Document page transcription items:
○ ○ ○ ○
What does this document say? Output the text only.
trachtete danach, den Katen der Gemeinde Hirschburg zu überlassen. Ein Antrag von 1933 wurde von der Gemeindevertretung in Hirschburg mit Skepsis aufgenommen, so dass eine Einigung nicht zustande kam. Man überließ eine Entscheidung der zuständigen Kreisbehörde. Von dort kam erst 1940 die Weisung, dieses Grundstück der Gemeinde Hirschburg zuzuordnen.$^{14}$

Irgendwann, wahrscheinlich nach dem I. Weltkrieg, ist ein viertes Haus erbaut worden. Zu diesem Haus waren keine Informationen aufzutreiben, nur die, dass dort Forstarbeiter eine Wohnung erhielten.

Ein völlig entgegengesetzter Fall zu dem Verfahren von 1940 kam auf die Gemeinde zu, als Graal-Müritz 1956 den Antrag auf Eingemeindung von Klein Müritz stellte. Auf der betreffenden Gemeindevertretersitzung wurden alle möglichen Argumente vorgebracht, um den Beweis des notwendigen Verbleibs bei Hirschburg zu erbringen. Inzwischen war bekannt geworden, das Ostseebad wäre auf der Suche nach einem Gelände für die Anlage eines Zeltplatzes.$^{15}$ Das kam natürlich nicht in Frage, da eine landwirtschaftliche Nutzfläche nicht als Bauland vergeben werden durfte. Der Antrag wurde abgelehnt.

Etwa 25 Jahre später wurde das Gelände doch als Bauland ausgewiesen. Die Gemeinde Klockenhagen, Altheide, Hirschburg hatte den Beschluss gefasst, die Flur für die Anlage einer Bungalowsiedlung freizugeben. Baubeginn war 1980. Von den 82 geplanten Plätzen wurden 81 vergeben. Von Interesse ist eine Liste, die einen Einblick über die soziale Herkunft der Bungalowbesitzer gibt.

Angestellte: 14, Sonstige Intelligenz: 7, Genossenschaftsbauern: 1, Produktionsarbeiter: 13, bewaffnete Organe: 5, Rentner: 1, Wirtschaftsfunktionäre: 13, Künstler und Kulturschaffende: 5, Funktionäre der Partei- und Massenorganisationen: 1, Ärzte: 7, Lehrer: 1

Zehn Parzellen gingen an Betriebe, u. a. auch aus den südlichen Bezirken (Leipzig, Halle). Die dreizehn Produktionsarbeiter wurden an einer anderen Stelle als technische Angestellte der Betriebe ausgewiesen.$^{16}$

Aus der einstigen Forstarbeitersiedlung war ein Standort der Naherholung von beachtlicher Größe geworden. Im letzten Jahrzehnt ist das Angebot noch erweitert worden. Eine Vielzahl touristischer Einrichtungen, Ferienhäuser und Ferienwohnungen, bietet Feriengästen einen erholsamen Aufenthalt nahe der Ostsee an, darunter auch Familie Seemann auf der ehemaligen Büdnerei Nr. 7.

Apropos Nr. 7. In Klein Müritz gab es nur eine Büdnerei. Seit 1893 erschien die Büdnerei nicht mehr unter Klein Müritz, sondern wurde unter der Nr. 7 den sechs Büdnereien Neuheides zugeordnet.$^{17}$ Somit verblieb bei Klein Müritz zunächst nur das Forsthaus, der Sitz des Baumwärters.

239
○ ○ ○ ○
- _Task directions_: State how many lines of the data contain the word "Angestellte". Nothing besides the number belongs in the reply.

- _Answer space_: 2